Stated task>
Copy each of the items below word for word, leaving every line unchanged.

(Items contained in a dataset)
****************

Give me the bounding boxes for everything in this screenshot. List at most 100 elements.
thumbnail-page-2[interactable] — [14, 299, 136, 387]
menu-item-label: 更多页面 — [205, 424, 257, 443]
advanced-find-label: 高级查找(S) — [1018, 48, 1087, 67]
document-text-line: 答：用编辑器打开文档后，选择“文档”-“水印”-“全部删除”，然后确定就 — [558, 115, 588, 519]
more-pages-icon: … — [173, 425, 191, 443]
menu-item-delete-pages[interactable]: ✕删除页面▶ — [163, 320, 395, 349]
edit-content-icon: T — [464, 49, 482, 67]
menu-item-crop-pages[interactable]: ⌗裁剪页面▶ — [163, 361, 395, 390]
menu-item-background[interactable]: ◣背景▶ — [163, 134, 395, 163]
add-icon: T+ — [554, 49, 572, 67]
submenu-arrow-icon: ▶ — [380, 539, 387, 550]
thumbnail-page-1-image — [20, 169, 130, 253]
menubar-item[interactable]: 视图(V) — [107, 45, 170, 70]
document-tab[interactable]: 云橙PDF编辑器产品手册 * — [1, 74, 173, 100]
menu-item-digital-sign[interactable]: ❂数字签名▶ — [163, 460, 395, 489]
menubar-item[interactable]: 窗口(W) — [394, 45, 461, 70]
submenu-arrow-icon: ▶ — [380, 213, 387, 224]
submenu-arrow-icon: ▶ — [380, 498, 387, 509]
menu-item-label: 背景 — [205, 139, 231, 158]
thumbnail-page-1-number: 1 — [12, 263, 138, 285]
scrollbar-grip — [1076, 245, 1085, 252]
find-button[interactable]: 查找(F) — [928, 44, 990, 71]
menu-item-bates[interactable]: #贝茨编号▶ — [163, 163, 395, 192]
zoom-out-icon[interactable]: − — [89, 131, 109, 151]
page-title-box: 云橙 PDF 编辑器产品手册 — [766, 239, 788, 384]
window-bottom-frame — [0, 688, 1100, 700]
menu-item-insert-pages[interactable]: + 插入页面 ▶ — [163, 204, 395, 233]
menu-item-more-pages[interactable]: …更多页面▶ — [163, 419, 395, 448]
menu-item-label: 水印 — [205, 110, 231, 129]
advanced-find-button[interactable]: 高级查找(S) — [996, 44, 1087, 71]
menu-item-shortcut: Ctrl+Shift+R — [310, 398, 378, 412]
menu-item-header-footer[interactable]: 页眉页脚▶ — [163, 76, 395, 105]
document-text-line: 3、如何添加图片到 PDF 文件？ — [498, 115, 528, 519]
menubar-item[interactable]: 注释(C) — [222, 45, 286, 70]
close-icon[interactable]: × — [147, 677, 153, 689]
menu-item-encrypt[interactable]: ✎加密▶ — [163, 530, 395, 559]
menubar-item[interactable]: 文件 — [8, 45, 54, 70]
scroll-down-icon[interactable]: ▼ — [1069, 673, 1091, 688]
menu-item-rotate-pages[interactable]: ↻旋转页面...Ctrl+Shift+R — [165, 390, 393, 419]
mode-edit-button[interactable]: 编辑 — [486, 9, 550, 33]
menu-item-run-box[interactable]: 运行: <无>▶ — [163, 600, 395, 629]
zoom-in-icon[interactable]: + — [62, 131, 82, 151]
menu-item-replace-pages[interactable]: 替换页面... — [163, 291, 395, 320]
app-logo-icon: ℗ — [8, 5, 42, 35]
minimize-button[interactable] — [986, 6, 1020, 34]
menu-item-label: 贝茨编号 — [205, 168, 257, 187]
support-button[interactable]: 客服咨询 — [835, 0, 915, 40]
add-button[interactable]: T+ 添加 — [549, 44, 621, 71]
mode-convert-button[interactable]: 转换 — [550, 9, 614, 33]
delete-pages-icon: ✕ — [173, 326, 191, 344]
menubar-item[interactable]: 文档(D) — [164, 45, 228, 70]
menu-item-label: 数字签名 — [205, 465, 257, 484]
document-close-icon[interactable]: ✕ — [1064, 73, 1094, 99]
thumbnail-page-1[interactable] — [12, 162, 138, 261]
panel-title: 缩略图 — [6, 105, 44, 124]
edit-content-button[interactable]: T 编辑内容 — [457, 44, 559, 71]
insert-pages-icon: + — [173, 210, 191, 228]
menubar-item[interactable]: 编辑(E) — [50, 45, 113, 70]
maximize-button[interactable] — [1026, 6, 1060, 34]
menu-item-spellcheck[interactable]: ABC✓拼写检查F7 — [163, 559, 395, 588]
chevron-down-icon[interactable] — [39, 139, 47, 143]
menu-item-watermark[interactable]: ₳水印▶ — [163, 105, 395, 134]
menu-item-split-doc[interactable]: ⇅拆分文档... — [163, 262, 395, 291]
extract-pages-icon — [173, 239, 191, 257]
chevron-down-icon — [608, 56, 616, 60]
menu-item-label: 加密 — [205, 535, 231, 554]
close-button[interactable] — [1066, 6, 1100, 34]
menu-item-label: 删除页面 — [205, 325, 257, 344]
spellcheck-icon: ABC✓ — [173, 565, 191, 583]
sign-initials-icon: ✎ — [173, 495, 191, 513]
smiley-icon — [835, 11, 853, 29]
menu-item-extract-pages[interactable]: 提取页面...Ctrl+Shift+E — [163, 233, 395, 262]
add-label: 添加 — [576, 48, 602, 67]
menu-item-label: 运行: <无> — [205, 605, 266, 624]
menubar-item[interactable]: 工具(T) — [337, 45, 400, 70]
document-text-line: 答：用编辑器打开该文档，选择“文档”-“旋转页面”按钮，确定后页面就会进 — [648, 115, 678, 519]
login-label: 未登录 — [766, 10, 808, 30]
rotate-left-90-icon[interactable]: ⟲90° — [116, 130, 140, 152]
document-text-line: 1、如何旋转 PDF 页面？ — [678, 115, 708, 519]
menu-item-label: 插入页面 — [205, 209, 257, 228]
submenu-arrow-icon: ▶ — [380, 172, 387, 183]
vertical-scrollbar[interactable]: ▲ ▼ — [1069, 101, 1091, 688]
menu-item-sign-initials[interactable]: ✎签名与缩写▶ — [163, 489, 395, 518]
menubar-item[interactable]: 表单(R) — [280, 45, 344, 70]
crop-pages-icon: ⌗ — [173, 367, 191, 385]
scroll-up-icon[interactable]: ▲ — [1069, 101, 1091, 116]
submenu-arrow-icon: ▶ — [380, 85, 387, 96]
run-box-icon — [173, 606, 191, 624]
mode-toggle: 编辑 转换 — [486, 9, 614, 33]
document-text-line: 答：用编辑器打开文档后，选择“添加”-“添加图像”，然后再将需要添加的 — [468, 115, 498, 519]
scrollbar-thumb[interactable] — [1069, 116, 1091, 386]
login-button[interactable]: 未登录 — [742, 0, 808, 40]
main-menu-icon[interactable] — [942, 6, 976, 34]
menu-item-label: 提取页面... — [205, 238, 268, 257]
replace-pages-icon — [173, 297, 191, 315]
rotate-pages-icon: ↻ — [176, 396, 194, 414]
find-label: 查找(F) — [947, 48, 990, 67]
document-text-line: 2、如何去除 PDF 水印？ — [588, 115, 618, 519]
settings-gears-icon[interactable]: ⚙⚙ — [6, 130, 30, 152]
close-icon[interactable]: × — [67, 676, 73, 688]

****************

Solved exercise>
Give me the bounding boxes for everything in this screenshot. List at most 100 elements.
thumbnail-page-2[interactable] — [14, 299, 136, 387]
menu-item-label: 更多页面 — [205, 424, 257, 443]
advanced-find-label: 高级查找(S) — [1018, 48, 1087, 67]
document-text-line: 答：用编辑器打开文档后，选择“文档”-“水印”-“全部删除”，然后确定就 — [558, 115, 588, 519]
more-pages-icon: … — [173, 425, 191, 443]
menu-item-delete-pages[interactable]: ✕删除页面▶ — [163, 320, 395, 349]
edit-content-icon: T — [464, 49, 482, 67]
menu-item-crop-pages[interactable]: ⌗裁剪页面▶ — [163, 361, 395, 390]
menu-item-background[interactable]: ◣背景▶ — [163, 134, 395, 163]
add-icon: T+ — [554, 49, 572, 67]
submenu-arrow-icon: ▶ — [380, 539, 387, 550]
thumbnail-page-1-image — [20, 169, 130, 253]
menubar-item[interactable]: 视图(V) — [107, 45, 170, 70]
document-tab[interactable]: 云橙PDF编辑器产品手册 * — [1, 74, 173, 100]
menu-item-digital-sign[interactable]: ❂数字签名▶ — [163, 460, 395, 489]
menubar-item[interactable]: 窗口(W) — [394, 45, 461, 70]
submenu-arrow-icon: ▶ — [380, 213, 387, 224]
submenu-arrow-icon: ▶ — [380, 498, 387, 509]
menu-item-label: 背景 — [205, 139, 231, 158]
thumbnail-page-1-number: 1 — [12, 263, 138, 285]
scrollbar-grip — [1076, 245, 1085, 252]
find-button[interactable]: 查找(F) — [928, 44, 990, 71]
menu-item-bates[interactable]: #贝茨编号▶ — [163, 163, 395, 192]
zoom-out-icon[interactable]: − — [89, 131, 109, 151]
page-title-box: 云橙 PDF 编辑器产品手册 — [766, 239, 788, 384]
window-bottom-frame — [0, 688, 1100, 700]
menu-item-insert-pages[interactable]: + 插入页面 ▶ — [163, 204, 395, 233]
menu-item-more-pages[interactable]: …更多页面▶ — [163, 419, 395, 448]
menu-item-label: 水印 — [205, 110, 231, 129]
advanced-find-button[interactable]: 高级查找(S) — [996, 44, 1087, 71]
menu-item-shortcut: Ctrl+Shift+R — [310, 398, 378, 412]
menu-item-header-footer[interactable]: 页眉页脚▶ — [163, 76, 395, 105]
document-text-line: 3、如何添加图片到 PDF 文件？ — [498, 115, 528, 519]
menubar-item[interactable]: 注释(C) — [222, 45, 286, 70]
close-icon[interactable]: × — [147, 677, 153, 689]
menu-item-encrypt[interactable]: ✎加密▶ — [163, 530, 395, 559]
menubar-item[interactable]: 文件 — [8, 45, 54, 70]
scroll-down-icon[interactable]: ▼ — [1069, 673, 1091, 688]
menu-item-rotate-pages[interactable]: ↻旋转页面...Ctrl+Shift+R — [165, 390, 393, 419]
mode-edit-button[interactable]: 编辑 — [486, 9, 550, 33]
menu-item-run-box[interactable]: 运行: <无>▶ — [163, 600, 395, 629]
zoom-in-icon[interactable]: + — [62, 131, 82, 151]
menu-item-replace-pages[interactable]: 替换页面... — [163, 291, 395, 320]
app-logo-icon: ℗ — [8, 5, 42, 35]
minimize-button[interactable] — [986, 6, 1020, 34]
menu-item-label: 贝茨编号 — [205, 168, 257, 187]
support-button[interactable]: 客服咨询 — [835, 0, 915, 40]
add-button[interactable]: T+ 添加 — [549, 44, 621, 71]
mode-convert-button[interactable]: 转换 — [550, 9, 614, 33]
delete-pages-icon: ✕ — [173, 326, 191, 344]
menubar-item[interactable]: 文档(D) — [164, 45, 228, 70]
menu-item-label: 数字签名 — [205, 465, 257, 484]
document-close-icon[interactable]: ✕ — [1064, 73, 1094, 99]
thumbnail-page-1[interactable] — [12, 162, 138, 261]
panel-title: 缩略图 — [6, 105, 44, 124]
edit-content-button[interactable]: T 编辑内容 — [457, 44, 559, 71]
insert-pages-icon: + — [173, 210, 191, 228]
menubar-item[interactable]: 编辑(E) — [50, 45, 113, 70]
maximize-button[interactable] — [1026, 6, 1060, 34]
menu-item-spellcheck[interactable]: ABC✓拼写检查F7 — [163, 559, 395, 588]
chevron-down-icon[interactable] — [39, 139, 47, 143]
menu-item-watermark[interactable]: ₳水印▶ — [163, 105, 395, 134]
menu-item-split-doc[interactable]: ⇅拆分文档... — [163, 262, 395, 291]
extract-pages-icon — [173, 239, 191, 257]
chevron-down-icon — [608, 56, 616, 60]
menu-item-label: 加密 — [205, 535, 231, 554]
close-button[interactable] — [1066, 6, 1100, 34]
menu-item-label: 删除页面 — [205, 325, 257, 344]
spellcheck-icon: ABC✓ — [173, 565, 191, 583]
sign-initials-icon: ✎ — [173, 495, 191, 513]
smiley-icon — [835, 11, 853, 29]
menu-item-extract-pages[interactable]: 提取页面...Ctrl+Shift+E — [163, 233, 395, 262]
add-label: 添加 — [576, 48, 602, 67]
menu-item-label: 运行: <无> — [205, 605, 266, 624]
menubar-item[interactable]: 工具(T) — [337, 45, 400, 70]
document-text-line: 答：用编辑器打开该文档，选择“文档”-“旋转页面”按钮，确定后页面就会进 — [648, 115, 678, 519]
login-label: 未登录 — [766, 10, 808, 30]
rotate-left-90-icon[interactable]: ⟲90° — [116, 130, 140, 152]
document-text-line: 1、如何旋转 PDF 页面？ — [678, 115, 708, 519]
menu-item-label: 插入页面 — [205, 209, 257, 228]
submenu-arrow-icon: ▶ — [380, 172, 387, 183]
vertical-scrollbar[interactable]: ▲ ▼ — [1069, 101, 1091, 688]
menu-item-sign-initials[interactable]: ✎签名与缩写▶ — [163, 489, 395, 518]
menubar-item[interactable]: 表单(R) — [280, 45, 344, 70]
crop-pages-icon: ⌗ — [173, 367, 191, 385]
scroll-up-icon[interactable]: ▲ — [1069, 101, 1091, 116]
submenu-arrow-icon: ▶ — [380, 85, 387, 96]
run-box-icon — [173, 606, 191, 624]
mode-toggle: 编辑 转换 — [486, 9, 614, 33]
document-text-line: 答：用编辑器打开文档后，选择“添加”-“添加图像”，然后再将需要添加的 — [468, 115, 498, 519]
scrollbar-thumb[interactable] — [1069, 116, 1091, 386]
login-button[interactable]: 未登录 — [742, 0, 808, 40]
main-menu-icon[interactable] — [942, 6, 976, 34]
menu-item-label: 提取页面... — [205, 238, 268, 257]
replace-pages-icon — [173, 297, 191, 315]
rotate-pages-icon: ↻ — [176, 396, 194, 414]
find-label: 查找(F) — [947, 48, 990, 67]
document-text-line: 2、如何去除 PDF 水印？ — [588, 115, 618, 519]
settings-gears-icon[interactable]: ⚙⚙ — [6, 130, 30, 152]
close-icon[interactable]: × — [67, 676, 73, 688]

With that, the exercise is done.